What is expected: In how many lines does the string "Output" appear? Answer with the number only.
--
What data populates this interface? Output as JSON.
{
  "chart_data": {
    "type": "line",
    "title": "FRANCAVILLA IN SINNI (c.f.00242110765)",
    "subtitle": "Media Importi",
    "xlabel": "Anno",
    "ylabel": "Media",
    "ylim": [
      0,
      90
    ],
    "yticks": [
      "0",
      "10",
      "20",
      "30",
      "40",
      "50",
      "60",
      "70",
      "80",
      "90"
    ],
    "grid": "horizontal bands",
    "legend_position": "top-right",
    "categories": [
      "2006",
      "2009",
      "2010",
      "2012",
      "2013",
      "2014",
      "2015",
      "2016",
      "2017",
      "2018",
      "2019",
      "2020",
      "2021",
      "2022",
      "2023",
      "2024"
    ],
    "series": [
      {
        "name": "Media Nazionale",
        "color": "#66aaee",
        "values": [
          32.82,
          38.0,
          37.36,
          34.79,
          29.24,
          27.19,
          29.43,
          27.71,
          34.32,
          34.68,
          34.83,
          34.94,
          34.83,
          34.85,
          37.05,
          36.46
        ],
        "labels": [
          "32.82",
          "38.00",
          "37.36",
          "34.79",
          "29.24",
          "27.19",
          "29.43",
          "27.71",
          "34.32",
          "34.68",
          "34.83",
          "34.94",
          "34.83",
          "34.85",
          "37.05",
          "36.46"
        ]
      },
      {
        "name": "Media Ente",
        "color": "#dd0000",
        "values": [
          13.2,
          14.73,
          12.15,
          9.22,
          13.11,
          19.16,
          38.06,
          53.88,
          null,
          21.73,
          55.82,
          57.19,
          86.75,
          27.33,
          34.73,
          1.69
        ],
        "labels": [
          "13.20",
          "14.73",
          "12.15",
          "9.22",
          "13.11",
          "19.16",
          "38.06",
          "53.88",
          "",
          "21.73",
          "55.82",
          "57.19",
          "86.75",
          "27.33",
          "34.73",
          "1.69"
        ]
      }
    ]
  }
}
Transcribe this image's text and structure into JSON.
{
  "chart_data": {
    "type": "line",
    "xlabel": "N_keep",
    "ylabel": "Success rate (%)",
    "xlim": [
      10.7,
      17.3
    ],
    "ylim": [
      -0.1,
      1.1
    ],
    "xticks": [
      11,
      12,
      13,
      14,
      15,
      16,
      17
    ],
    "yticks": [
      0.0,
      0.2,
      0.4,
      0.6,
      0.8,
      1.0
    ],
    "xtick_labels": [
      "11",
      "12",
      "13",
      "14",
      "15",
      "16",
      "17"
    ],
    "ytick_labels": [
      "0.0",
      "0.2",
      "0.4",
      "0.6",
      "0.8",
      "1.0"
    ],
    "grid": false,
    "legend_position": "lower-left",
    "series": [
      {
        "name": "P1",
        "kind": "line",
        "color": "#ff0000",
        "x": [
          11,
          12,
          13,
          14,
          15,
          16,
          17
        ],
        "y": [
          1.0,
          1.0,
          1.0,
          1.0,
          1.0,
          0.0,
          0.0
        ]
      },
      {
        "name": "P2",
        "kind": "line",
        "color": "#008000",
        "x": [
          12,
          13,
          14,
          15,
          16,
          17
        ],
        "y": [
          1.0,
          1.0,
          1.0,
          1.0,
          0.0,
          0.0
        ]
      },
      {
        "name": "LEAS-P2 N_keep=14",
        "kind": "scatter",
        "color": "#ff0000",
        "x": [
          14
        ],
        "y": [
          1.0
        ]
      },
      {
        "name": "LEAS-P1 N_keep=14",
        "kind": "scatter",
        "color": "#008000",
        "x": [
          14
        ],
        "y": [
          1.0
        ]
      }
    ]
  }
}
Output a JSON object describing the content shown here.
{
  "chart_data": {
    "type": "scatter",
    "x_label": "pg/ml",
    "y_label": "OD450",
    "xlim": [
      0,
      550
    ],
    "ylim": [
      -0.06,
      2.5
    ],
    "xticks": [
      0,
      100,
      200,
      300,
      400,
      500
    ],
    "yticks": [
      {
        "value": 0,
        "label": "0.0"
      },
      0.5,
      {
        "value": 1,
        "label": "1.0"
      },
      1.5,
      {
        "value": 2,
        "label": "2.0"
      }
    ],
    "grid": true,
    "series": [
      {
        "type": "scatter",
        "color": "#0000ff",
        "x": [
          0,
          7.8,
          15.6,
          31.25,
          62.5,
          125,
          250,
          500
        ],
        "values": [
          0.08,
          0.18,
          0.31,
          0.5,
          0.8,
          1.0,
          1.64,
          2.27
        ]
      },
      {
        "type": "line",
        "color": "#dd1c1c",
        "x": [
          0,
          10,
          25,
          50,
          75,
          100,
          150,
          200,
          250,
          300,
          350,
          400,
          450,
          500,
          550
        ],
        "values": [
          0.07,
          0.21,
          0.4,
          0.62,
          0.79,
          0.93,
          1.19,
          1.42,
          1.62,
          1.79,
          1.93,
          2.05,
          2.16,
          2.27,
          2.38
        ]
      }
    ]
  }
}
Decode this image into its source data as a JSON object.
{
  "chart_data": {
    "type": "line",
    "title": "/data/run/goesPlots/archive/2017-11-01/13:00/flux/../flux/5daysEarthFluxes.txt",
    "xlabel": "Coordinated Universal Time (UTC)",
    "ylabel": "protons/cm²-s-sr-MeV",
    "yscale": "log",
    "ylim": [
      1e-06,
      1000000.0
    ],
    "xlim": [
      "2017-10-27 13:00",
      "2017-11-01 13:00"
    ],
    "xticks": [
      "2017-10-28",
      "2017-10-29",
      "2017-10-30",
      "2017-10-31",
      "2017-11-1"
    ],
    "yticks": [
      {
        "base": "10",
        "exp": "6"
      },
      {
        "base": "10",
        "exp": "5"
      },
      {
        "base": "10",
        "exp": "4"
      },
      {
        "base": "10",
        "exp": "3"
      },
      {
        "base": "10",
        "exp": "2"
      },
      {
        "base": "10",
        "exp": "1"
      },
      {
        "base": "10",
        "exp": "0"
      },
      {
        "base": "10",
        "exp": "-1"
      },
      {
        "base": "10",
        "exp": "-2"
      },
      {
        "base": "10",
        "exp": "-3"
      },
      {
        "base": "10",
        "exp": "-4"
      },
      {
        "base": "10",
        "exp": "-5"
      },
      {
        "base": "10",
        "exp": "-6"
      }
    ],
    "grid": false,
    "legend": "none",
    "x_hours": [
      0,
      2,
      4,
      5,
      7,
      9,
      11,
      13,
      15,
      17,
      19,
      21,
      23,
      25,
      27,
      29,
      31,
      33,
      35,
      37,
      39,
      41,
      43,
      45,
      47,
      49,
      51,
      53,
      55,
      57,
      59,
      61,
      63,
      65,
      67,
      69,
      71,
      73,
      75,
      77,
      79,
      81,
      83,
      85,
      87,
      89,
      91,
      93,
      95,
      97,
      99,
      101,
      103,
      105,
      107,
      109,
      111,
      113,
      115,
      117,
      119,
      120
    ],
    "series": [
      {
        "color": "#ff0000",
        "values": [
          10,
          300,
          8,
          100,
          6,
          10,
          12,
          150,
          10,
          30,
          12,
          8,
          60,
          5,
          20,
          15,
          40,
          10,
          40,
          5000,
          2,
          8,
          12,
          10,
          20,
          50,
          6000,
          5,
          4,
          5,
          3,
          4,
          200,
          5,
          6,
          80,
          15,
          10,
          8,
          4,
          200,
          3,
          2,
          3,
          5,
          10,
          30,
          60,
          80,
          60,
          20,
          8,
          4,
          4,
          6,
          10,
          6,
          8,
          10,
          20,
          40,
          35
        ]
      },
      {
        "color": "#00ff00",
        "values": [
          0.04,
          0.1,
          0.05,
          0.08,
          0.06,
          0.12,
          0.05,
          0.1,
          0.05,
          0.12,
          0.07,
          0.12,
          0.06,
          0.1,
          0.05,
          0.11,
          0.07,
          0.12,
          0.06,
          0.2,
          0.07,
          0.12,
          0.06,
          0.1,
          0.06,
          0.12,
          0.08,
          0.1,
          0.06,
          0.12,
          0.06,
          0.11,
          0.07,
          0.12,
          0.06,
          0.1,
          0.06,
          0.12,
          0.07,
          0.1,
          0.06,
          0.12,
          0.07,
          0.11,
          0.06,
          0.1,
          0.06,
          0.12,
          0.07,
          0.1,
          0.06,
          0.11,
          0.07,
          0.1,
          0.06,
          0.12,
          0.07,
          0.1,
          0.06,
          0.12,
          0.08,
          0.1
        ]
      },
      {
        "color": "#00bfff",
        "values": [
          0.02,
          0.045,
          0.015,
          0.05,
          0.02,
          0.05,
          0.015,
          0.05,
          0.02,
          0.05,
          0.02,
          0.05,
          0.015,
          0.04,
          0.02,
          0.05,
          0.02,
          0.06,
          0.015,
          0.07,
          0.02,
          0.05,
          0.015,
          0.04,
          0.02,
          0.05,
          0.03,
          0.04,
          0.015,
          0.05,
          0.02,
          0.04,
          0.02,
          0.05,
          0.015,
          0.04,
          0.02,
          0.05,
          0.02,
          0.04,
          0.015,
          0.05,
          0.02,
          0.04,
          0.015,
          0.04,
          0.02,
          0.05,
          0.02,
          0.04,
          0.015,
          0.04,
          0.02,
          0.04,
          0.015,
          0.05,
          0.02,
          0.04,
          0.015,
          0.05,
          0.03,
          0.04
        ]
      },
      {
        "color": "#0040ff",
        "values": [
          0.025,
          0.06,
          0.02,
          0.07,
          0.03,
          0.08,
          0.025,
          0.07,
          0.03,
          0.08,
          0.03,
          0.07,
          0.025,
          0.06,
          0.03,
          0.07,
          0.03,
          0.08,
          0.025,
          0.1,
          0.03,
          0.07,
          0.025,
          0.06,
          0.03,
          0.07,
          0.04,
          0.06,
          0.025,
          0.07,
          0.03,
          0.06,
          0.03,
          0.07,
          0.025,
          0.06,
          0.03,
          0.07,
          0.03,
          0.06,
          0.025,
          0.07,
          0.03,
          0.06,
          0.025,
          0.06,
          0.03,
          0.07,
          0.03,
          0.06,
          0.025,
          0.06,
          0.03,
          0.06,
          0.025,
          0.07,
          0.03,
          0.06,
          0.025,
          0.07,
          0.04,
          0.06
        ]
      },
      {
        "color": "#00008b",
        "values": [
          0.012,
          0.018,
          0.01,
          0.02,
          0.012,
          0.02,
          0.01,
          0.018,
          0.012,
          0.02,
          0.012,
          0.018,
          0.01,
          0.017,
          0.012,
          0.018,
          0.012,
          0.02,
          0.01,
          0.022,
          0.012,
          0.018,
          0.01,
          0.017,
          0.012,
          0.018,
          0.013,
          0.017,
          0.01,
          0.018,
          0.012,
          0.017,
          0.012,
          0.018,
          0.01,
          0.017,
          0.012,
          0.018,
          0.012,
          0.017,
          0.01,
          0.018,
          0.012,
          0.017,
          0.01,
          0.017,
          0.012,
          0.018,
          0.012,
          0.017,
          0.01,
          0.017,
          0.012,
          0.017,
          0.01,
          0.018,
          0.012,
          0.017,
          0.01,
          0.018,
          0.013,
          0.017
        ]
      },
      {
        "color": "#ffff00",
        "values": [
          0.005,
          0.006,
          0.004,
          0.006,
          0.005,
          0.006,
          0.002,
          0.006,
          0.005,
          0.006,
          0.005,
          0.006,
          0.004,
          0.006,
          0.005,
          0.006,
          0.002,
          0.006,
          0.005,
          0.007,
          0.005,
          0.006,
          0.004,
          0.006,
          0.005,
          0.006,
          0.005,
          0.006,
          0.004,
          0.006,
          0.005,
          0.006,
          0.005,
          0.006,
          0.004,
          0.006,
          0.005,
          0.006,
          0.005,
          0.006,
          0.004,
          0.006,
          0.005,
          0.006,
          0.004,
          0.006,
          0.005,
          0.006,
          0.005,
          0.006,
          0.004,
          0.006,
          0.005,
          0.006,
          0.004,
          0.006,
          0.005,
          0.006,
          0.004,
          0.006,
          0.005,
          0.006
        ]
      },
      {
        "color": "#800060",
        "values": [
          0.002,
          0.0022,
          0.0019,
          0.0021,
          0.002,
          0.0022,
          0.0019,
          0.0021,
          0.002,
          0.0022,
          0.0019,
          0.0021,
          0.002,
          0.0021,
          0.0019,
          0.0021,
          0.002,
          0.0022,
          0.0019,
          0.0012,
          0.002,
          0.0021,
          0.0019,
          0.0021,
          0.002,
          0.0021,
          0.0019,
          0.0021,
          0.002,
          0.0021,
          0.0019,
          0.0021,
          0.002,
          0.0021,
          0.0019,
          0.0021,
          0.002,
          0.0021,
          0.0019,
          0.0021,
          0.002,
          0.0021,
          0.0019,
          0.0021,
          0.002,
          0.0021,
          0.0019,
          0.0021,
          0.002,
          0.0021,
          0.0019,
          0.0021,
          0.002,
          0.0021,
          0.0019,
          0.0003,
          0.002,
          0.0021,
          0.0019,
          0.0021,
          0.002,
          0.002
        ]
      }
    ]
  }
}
--
Final answer: 2